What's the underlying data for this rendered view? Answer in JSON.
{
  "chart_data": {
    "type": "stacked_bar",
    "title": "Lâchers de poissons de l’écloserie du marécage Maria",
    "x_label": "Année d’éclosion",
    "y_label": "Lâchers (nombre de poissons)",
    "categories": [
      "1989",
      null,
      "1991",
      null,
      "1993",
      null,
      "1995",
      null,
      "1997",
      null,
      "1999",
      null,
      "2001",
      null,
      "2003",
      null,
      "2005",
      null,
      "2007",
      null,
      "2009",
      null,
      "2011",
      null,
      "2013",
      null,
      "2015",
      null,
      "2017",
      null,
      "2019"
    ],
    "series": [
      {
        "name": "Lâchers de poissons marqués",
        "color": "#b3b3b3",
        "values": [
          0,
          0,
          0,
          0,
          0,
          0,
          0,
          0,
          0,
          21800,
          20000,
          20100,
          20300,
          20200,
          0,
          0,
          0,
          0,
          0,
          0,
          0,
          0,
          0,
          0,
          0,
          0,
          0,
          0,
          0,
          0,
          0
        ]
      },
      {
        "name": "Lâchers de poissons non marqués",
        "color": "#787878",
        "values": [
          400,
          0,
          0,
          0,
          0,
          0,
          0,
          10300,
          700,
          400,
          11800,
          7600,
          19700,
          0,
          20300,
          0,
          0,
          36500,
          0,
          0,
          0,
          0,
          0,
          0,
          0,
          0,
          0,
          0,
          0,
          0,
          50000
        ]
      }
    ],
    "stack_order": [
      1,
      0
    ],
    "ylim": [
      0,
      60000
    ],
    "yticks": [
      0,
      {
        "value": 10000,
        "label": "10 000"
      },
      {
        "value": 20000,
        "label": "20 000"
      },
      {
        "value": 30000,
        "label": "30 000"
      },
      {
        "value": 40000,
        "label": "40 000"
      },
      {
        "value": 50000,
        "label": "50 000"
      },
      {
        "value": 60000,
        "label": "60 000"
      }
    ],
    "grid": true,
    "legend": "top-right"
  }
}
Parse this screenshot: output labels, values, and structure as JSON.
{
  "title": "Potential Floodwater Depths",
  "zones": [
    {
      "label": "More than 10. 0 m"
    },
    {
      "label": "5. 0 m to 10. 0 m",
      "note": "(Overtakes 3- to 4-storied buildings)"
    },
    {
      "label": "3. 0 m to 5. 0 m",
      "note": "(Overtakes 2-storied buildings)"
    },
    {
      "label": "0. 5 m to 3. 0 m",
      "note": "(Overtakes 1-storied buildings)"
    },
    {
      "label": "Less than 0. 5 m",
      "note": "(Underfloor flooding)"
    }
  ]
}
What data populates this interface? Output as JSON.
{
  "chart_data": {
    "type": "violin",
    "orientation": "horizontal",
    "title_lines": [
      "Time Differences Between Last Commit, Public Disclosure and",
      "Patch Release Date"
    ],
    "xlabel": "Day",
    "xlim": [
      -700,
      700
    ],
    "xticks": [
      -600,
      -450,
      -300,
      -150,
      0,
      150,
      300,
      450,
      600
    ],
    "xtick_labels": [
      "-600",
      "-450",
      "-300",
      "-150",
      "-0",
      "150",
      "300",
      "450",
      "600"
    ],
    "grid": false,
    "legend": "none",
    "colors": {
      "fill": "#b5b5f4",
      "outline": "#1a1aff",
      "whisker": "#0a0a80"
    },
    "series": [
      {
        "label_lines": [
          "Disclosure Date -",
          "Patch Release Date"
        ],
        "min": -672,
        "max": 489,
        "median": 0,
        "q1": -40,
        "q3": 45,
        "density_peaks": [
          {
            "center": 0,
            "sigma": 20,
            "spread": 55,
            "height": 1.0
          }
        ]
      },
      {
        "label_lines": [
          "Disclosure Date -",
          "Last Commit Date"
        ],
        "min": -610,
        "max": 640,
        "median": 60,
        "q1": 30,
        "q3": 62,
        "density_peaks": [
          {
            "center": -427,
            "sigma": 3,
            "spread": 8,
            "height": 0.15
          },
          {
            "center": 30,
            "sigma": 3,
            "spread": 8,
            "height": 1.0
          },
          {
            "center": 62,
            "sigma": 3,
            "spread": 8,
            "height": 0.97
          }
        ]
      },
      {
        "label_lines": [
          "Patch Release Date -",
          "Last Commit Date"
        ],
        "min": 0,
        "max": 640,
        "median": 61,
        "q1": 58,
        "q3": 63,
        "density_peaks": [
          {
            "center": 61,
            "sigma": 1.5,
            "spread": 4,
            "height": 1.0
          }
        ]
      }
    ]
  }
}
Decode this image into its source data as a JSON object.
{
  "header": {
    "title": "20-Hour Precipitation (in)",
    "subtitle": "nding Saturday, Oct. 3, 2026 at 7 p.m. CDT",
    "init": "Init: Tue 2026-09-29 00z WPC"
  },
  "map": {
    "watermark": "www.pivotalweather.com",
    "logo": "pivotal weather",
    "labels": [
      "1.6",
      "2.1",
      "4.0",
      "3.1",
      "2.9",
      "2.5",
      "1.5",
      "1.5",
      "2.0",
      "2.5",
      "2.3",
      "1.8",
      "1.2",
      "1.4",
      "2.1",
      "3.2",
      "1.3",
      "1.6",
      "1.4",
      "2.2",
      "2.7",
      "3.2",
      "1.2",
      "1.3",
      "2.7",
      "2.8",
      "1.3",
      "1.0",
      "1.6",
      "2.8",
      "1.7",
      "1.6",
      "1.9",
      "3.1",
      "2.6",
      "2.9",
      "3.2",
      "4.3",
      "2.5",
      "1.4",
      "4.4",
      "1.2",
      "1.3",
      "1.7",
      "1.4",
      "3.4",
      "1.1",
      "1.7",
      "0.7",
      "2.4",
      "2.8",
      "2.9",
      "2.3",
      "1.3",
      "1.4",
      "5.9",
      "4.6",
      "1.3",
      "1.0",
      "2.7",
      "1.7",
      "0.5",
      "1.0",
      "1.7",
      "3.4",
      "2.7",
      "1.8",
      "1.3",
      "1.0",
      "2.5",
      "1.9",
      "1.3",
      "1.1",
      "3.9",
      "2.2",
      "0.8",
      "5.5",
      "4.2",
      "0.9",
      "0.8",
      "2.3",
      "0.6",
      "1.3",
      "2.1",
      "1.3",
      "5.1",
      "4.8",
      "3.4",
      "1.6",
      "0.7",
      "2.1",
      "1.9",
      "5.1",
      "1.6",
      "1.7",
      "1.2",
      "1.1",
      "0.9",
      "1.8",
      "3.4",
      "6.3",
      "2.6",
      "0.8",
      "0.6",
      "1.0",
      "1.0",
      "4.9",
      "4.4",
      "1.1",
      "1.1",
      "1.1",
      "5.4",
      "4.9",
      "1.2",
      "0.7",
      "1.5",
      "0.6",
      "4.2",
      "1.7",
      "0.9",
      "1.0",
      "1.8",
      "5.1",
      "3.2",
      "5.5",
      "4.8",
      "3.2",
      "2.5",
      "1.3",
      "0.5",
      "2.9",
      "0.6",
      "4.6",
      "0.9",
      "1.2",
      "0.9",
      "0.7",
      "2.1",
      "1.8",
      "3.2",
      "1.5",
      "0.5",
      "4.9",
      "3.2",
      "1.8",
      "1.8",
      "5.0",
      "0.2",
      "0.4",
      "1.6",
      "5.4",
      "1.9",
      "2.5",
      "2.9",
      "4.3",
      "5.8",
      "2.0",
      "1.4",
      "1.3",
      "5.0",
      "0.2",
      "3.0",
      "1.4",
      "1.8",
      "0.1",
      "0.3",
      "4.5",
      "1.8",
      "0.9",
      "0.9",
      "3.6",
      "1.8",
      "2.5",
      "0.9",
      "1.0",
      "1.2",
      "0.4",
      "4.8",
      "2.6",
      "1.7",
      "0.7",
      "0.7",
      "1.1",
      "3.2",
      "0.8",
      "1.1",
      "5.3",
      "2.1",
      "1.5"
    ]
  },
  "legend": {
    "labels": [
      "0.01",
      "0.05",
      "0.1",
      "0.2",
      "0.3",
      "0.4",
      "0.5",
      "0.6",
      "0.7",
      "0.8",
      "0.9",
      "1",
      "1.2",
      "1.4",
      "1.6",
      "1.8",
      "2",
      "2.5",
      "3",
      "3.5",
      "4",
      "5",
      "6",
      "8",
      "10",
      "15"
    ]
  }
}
──────────
The task: Copy, from the material, each line that holds the string "JSON".

Task answer:
What's the underlying data for this rendered view? Answer in JSON.
Parse this screenshot: output labels, values, and structure as JSON.
What data populates this interface? Output as JSON.
Decode this image into its source data as a JSON object.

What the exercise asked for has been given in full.